■ The request
Report the number of lines in the entries below that include the word "http", and nothing else.

■ Provided records
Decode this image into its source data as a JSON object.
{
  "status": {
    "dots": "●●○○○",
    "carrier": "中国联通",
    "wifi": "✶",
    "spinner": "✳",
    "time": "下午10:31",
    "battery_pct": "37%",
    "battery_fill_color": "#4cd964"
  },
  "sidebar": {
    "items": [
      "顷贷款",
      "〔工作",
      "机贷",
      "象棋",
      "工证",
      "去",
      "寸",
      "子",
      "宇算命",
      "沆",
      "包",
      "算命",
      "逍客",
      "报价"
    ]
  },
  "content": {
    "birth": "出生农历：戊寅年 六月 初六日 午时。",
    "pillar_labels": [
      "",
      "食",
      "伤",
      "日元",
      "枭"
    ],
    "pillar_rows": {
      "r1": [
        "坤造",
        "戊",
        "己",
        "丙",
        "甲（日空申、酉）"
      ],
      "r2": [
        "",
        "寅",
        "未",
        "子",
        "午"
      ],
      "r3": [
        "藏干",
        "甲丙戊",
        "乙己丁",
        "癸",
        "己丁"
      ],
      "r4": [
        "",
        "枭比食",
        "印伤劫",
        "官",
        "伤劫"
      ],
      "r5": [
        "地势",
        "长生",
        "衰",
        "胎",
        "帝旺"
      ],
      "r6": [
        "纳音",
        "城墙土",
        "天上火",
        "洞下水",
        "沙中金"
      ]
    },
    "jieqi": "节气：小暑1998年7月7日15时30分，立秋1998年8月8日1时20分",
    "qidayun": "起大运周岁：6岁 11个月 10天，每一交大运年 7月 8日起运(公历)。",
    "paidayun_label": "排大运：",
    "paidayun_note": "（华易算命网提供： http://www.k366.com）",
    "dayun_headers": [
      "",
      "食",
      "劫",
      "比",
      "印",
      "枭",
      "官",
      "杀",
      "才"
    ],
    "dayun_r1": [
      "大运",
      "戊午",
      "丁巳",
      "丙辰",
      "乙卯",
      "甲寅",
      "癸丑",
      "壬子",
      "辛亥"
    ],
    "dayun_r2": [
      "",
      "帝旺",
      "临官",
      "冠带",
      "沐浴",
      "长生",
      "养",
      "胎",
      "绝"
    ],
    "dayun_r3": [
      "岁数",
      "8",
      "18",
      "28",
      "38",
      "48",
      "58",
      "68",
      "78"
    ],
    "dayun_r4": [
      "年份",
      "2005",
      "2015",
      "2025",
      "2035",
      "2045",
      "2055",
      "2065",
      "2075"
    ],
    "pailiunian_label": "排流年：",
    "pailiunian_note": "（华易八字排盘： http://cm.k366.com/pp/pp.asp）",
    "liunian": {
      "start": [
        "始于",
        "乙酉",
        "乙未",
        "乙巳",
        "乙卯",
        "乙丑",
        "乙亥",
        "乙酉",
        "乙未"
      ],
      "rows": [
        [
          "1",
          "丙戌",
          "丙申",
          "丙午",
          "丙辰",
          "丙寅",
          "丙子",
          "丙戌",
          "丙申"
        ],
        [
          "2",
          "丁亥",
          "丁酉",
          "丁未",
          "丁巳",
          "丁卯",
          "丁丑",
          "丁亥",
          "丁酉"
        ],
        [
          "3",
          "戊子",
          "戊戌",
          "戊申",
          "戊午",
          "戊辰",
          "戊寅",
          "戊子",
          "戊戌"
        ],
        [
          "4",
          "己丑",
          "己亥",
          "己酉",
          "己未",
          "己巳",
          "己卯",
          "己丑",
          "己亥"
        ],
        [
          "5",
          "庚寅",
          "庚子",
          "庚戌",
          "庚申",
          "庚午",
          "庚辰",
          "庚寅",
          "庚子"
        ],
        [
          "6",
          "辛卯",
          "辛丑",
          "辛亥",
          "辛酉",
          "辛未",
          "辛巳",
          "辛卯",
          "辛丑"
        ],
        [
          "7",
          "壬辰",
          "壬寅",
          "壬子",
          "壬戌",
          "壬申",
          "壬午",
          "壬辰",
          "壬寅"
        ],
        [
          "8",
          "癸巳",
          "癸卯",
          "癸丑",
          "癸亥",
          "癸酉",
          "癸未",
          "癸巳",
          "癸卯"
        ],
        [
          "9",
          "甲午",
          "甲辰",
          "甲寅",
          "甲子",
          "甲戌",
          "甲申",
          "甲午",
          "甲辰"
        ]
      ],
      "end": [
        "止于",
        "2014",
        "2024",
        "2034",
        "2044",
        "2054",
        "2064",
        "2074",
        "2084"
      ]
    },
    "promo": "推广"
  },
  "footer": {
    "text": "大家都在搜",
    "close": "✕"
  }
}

■ Task output
2